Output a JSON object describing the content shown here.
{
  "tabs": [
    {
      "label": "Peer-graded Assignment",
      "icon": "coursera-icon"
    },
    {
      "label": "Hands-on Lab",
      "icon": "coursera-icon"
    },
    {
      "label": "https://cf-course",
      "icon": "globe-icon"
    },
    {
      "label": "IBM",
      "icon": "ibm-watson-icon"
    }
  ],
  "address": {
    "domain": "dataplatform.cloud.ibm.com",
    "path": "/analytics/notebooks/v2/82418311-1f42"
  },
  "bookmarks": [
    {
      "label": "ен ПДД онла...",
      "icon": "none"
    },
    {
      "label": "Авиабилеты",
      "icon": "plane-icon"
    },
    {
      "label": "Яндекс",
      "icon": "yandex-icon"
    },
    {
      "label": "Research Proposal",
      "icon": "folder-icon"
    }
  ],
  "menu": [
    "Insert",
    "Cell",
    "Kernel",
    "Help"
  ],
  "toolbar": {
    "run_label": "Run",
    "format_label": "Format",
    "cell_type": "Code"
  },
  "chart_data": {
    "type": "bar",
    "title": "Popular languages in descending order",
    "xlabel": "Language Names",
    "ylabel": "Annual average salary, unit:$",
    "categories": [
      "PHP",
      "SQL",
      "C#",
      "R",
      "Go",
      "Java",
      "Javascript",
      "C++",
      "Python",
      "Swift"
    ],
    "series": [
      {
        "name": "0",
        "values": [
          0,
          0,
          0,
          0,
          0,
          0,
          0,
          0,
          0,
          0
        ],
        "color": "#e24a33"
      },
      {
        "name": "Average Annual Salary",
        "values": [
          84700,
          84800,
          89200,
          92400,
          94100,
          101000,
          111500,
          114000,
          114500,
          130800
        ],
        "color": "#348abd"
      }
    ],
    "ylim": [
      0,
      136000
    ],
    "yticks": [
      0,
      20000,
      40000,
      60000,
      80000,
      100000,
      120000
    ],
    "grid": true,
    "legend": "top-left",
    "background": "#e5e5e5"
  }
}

==================================================

Using the listing, copy every line where the word "icon" shows up.

- **PROBLEM SOLUTION**
      "icon": "coursera-icon"
      "icon": "coursera-icon"
      "icon": "globe-icon"
      "icon": "ibm-watson-icon"
      "icon": "none"
      "icon": "plane-icon"
      "icon": "yandex-icon"
      "icon": "folder-icon"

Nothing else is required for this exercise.